WHAT YOU SHOULD DO: Search the material below for the word "大数据技术". Copy every line that has it.

Dataset entries:
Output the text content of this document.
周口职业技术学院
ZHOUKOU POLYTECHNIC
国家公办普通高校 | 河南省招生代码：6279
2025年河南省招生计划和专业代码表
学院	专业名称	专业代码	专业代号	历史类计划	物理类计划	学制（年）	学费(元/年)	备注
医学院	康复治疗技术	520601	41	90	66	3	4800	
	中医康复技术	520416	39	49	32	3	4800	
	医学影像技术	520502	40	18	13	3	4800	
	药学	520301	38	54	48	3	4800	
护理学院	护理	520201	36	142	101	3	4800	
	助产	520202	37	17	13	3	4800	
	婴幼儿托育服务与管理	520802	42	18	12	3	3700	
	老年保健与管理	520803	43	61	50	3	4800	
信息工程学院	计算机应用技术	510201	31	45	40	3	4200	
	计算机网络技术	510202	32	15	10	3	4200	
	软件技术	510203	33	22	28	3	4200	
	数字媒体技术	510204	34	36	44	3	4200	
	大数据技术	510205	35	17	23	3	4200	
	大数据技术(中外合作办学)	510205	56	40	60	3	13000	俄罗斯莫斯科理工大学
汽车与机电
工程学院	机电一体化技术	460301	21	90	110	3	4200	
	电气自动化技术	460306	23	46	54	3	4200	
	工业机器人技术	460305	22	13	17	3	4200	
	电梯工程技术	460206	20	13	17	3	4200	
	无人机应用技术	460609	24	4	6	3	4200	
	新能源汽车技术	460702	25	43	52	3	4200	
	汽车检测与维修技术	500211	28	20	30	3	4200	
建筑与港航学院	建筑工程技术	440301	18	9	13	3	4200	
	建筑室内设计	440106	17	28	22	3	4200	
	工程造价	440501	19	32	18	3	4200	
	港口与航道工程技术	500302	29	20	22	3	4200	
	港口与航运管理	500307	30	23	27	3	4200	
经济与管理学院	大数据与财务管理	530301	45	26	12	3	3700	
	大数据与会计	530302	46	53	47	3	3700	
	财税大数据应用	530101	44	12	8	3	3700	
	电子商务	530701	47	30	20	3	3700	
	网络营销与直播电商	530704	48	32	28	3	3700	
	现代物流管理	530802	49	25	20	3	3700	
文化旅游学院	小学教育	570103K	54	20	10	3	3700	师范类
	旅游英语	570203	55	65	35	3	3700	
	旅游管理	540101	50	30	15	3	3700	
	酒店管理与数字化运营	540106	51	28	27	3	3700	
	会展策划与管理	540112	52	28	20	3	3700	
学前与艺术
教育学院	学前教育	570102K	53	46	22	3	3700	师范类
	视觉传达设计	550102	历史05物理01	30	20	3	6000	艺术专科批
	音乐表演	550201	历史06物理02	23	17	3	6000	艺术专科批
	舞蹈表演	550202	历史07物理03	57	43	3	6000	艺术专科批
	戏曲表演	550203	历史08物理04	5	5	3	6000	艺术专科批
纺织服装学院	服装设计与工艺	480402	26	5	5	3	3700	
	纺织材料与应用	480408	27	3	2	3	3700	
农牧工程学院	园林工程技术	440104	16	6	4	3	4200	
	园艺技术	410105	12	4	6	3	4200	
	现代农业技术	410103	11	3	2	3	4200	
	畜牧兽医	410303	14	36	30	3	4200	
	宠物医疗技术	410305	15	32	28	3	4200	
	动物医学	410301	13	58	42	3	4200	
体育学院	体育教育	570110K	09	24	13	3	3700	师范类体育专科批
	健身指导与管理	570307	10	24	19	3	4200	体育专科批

TASK ANSWER:
	大数据技术	510205	35	17	23	3	4200	
	大数据技术(中外合作办学)	510205	56	40	60	3	13000	俄罗斯莫斯科理工大学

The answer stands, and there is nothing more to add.